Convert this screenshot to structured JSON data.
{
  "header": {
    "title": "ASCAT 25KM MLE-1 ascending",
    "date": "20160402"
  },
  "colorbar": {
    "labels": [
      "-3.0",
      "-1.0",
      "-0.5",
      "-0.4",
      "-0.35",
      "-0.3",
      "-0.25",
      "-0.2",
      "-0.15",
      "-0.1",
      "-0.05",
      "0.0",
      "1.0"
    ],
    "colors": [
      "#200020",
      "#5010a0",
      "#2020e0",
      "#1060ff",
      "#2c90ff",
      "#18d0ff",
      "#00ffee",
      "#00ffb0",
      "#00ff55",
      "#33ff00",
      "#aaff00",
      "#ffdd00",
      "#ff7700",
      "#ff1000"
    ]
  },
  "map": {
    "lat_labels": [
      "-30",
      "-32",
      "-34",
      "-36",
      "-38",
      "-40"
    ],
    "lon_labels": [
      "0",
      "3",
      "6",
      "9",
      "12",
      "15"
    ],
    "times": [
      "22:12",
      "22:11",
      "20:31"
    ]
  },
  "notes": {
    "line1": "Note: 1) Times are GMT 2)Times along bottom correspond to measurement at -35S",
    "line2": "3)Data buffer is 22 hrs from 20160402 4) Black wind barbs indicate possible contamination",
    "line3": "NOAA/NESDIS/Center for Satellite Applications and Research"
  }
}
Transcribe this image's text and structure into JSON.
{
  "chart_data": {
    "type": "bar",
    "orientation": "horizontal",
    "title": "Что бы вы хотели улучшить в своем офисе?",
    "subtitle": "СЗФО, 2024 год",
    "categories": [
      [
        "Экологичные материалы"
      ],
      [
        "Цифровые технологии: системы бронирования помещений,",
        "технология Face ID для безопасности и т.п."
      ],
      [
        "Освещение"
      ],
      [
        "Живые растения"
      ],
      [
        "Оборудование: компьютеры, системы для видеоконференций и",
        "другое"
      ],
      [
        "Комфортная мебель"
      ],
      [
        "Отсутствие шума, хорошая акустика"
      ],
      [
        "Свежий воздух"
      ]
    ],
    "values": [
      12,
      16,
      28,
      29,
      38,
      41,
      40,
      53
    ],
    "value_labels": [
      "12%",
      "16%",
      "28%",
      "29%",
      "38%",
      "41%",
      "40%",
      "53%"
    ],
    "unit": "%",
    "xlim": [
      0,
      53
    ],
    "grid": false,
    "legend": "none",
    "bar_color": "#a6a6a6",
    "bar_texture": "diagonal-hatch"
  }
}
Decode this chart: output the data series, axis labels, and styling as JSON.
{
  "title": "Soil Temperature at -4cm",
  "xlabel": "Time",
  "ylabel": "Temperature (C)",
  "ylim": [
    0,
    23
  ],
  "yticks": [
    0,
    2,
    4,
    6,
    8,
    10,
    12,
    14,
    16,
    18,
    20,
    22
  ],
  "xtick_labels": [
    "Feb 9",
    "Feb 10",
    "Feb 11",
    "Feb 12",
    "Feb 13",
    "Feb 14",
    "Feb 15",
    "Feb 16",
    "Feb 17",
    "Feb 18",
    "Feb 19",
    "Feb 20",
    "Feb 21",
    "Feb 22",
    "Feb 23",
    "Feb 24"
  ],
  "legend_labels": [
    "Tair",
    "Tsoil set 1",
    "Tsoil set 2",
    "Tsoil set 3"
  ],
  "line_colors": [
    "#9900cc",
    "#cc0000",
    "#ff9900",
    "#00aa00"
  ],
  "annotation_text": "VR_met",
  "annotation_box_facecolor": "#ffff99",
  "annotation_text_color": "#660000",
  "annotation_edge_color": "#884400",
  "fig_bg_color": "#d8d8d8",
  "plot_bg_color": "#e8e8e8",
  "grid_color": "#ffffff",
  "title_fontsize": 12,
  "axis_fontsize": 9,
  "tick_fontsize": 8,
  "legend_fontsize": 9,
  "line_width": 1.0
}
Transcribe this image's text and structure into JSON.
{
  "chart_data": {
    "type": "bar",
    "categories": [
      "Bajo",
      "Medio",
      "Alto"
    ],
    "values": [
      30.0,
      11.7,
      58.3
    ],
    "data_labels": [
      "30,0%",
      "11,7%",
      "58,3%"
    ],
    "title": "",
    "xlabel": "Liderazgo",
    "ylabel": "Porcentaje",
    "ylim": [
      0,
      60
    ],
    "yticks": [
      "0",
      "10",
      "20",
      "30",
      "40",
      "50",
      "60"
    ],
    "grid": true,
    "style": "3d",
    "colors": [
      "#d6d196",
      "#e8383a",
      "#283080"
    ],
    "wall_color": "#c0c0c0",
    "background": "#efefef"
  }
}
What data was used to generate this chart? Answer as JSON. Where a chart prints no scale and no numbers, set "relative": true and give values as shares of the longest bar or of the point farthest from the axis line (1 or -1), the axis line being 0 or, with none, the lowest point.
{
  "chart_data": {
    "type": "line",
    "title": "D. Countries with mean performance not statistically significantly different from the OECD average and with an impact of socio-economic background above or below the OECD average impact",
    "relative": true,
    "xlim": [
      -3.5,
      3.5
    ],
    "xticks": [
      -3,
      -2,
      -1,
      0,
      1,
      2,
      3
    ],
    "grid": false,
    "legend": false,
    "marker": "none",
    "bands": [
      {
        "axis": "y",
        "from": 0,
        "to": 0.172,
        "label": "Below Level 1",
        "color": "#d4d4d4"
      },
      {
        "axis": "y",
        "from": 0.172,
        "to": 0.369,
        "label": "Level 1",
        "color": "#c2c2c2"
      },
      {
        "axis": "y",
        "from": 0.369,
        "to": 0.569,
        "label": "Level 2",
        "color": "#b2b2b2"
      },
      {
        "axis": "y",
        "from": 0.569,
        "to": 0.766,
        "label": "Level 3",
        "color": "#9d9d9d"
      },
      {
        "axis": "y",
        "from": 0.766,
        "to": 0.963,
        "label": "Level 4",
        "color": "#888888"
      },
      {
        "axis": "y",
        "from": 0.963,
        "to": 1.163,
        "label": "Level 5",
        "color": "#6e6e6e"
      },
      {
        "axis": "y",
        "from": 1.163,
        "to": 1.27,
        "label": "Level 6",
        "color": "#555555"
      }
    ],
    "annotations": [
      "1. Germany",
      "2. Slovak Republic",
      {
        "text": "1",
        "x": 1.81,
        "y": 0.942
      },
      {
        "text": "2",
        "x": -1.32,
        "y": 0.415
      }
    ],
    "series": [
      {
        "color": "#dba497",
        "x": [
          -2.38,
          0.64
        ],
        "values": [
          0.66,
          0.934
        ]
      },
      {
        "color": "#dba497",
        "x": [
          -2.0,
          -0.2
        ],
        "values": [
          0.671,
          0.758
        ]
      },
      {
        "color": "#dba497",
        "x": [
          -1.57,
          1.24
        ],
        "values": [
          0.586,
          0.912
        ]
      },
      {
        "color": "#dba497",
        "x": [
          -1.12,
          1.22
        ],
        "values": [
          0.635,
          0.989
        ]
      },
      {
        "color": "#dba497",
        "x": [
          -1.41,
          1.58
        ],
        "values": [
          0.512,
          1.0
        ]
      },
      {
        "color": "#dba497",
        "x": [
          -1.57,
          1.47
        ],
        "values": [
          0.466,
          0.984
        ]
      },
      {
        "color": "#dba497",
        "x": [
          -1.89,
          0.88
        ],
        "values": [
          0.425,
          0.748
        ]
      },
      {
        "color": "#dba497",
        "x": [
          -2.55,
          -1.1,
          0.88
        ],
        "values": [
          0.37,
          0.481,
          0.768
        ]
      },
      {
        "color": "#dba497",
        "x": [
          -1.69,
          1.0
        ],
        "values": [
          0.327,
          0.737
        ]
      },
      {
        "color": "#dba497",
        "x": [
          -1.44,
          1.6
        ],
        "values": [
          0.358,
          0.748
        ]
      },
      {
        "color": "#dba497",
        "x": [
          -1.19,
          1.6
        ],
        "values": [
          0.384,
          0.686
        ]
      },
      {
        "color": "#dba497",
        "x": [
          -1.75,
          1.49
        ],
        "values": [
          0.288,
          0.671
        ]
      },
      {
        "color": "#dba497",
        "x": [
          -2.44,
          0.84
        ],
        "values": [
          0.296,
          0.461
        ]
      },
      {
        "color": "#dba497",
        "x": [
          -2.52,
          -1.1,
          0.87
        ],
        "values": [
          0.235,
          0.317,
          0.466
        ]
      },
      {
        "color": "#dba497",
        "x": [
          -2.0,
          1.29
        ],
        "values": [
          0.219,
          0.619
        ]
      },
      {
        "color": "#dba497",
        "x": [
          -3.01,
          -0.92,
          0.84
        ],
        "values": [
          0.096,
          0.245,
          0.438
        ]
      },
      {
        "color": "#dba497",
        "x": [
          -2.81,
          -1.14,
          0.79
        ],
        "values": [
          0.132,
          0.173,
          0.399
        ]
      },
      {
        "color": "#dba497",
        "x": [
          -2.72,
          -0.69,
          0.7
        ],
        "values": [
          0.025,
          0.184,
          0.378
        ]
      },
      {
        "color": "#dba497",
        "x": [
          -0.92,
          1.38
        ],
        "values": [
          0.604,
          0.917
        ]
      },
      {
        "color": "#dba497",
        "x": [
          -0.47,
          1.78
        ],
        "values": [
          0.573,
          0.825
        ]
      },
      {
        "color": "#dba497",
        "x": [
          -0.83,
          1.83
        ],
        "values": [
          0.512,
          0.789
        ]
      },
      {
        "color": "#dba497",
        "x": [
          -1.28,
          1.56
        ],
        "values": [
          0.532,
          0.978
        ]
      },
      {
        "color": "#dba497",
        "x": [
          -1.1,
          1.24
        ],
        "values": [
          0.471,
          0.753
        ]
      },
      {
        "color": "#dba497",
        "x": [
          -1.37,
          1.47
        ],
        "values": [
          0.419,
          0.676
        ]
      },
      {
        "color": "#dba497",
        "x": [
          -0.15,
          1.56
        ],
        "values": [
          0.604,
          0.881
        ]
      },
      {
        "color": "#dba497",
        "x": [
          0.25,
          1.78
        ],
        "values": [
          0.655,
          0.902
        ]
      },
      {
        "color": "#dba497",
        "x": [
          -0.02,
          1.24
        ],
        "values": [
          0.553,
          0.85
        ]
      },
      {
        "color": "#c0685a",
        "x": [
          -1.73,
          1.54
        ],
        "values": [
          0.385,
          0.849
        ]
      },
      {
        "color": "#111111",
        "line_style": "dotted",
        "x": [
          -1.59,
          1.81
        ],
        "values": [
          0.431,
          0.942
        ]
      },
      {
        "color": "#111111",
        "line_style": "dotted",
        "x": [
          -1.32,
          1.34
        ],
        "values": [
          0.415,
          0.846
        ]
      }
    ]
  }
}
* * * * *
#### Written request:
Review the preceding data and report every line that includes the string "none".

#### Final result:
    "legend": "none",
What data was used to generate this chart? Answer as JSON. Where a chart prints no scale and no numbers, set "relative": true and give values as shares of the longest bar or of the point farthest from the axis line (1 or -1), the axis line being 0 or, with none, the lowest point.
    "marker": "none",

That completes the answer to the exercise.